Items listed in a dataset
....
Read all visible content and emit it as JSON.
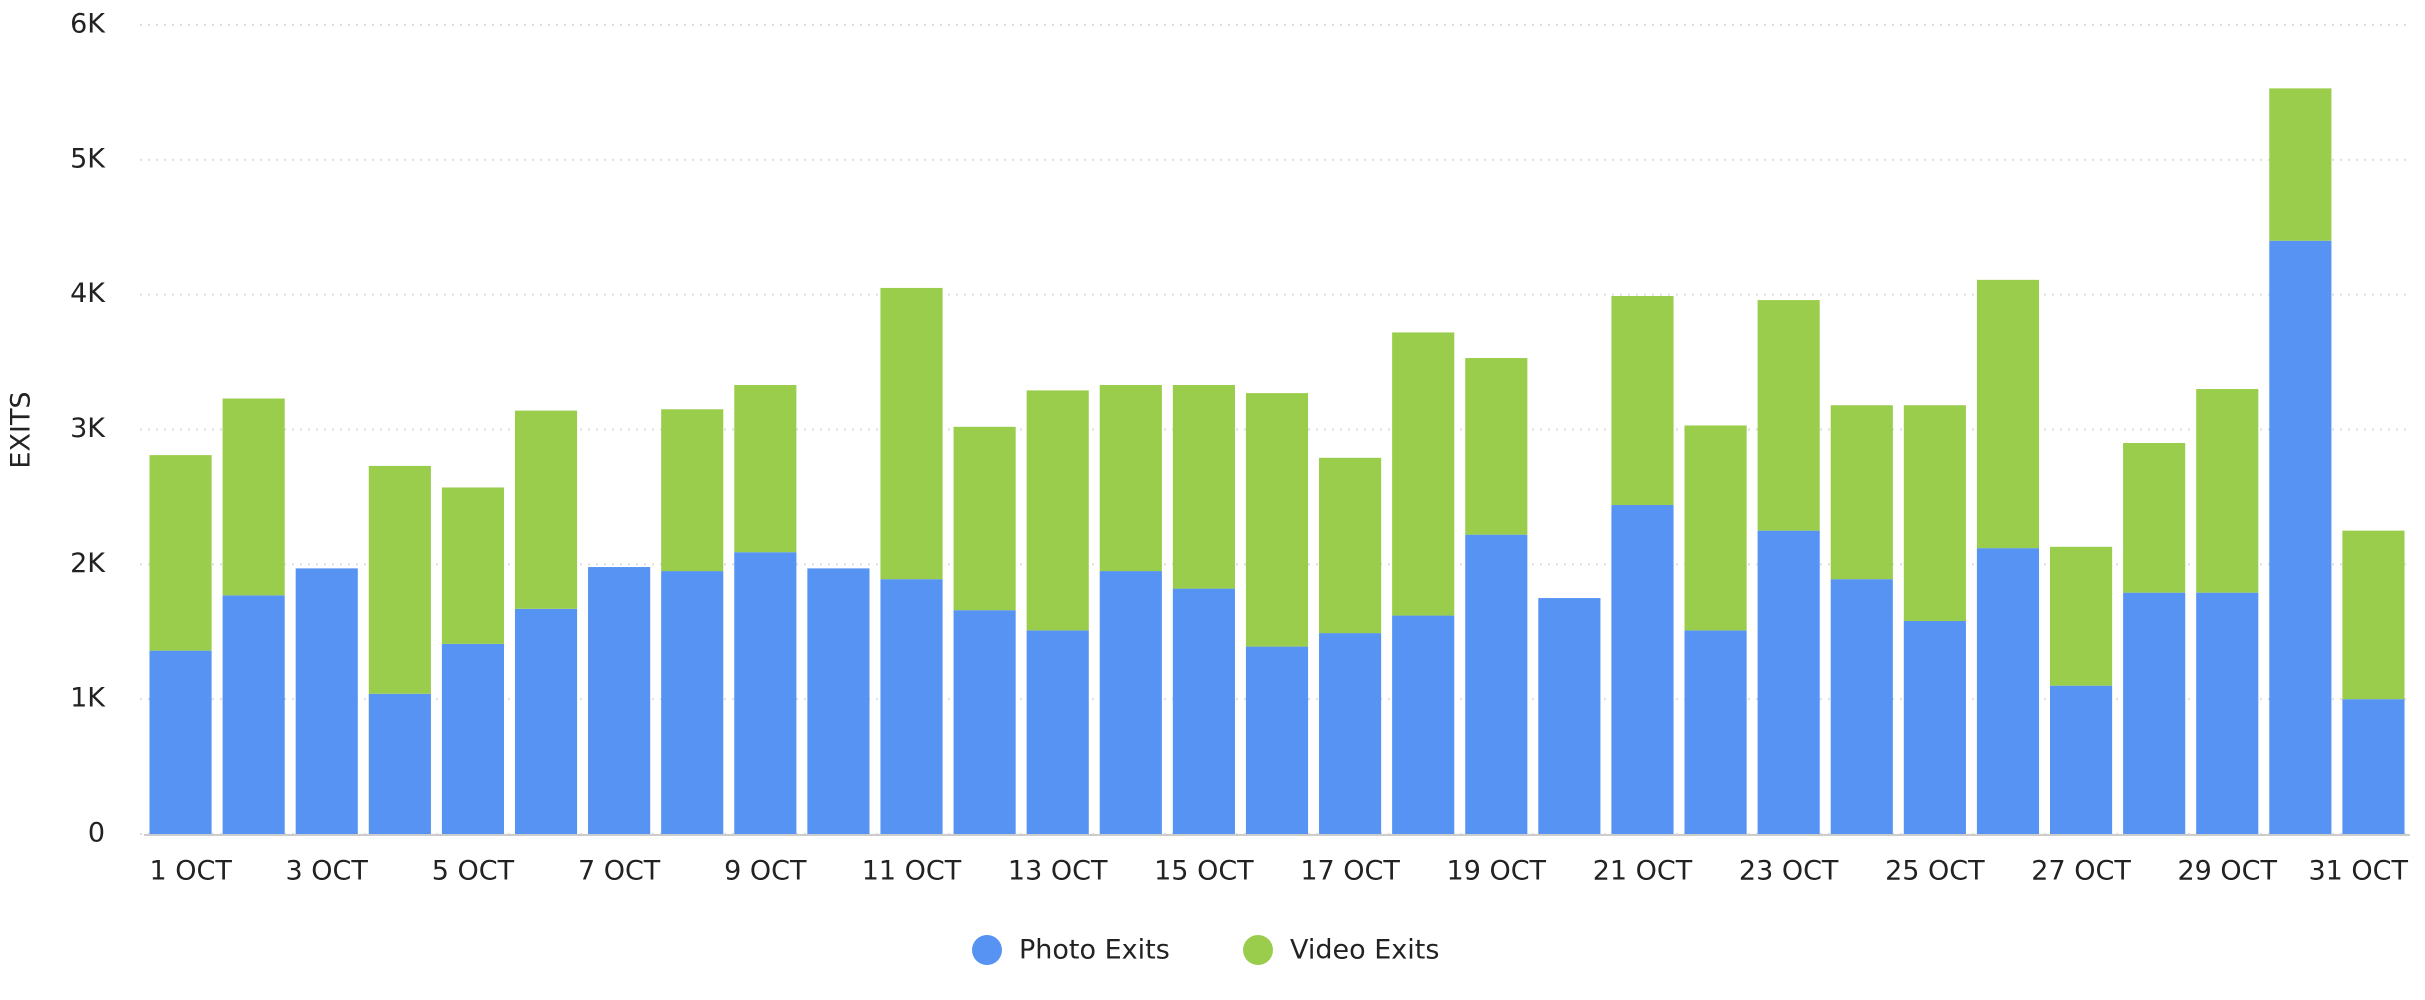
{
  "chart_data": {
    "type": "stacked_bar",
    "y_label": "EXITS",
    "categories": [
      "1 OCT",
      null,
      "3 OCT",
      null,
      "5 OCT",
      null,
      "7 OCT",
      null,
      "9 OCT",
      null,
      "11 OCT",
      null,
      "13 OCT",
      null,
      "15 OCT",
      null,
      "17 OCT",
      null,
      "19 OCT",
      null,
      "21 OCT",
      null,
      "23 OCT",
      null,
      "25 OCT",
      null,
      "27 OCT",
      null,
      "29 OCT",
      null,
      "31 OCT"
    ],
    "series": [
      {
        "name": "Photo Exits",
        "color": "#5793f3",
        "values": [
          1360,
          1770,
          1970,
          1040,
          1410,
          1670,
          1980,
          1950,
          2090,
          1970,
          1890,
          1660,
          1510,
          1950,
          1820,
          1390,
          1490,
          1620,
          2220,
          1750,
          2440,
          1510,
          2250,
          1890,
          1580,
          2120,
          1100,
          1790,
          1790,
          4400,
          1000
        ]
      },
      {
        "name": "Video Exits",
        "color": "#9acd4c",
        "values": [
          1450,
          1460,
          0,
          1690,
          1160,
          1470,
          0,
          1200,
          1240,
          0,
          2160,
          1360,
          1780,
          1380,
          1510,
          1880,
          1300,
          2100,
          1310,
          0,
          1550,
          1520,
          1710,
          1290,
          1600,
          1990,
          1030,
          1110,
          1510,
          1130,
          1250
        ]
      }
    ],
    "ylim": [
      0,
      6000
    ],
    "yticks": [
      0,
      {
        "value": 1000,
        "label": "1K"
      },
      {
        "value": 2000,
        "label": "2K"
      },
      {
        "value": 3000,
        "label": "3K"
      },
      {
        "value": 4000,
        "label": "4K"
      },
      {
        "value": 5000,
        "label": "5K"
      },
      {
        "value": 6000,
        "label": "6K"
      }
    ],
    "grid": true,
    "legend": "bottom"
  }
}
....
● **Aim of the exercise**: Leave out the pictures and transcribe the entries above exactly.

● **Final result**:
Read all visible content and emit it as JSON.
{
  "chart_data": {
    "type": "stacked_bar",
    "y_label": "EXITS",
    "categories": [
      "1 OCT",
      null,
      "3 OCT",
      null,
      "5 OCT",
      null,
      "7 OCT",
      null,
      "9 OCT",
      null,
      "11 OCT",
      null,
      "13 OCT",
      null,
      "15 OCT",
      null,
      "17 OCT",
      null,
      "19 OCT",
      null,
      "21 OCT",
      null,
      "23 OCT",
      null,
      "25 OCT",
      null,
      "27 OCT",
      null,
      "29 OCT",
      null,
      "31 OCT"
    ],
    "series": [
      {
        "name": "Photo Exits",
        "color": "#5793f3",
        "values": [
          1360,
          1770,
          1970,
          1040,
          1410,
          1670,
          1980,
          1950,
          2090,
          1970,
          1890,
          1660,
          1510,
          1950,
          1820,
          1390,
          1490,
          1620,
          2220,
          1750,
          2440,
          1510,
          2250,
          1890,
          1580,
          2120,
          1100,
          1790,
          1790,
          4400,
          1000
        ]
      },
      {
        "name": "Video Exits",
        "color": "#9acd4c",
        "values": [
          1450,
          1460,
          0,
          1690,
          1160,
          1470,
          0,
          1200,
          1240,
          0,
          2160,
          1360,
          1780,
          1380,
          1510,
          1880,
          1300,
          2100,
          1310,
          0,
          1550,
          1520,
          1710,
          1290,
          1600,
          1990,
          1030,
          1110,
          1510,
          1130,
          1250
        ]
      }
    ],
    "ylim": [
      0,
      6000
    ],
    "yticks": [
      0,
      {
        "value": 1000,
        "label": "1K"
      },
      {
        "value": 2000,
        "label": "2K"
      },
      {
        "value": 3000,
        "label": "3K"
      },
      {
        "value": 4000,
        "label": "4K"
      },
      {
        "value": 5000,
        "label": "5K"
      },
      {
        "value": 6000,
        "label": "6K"
      }
    ],
    "grid": true,
    "legend": "bottom"
  }
}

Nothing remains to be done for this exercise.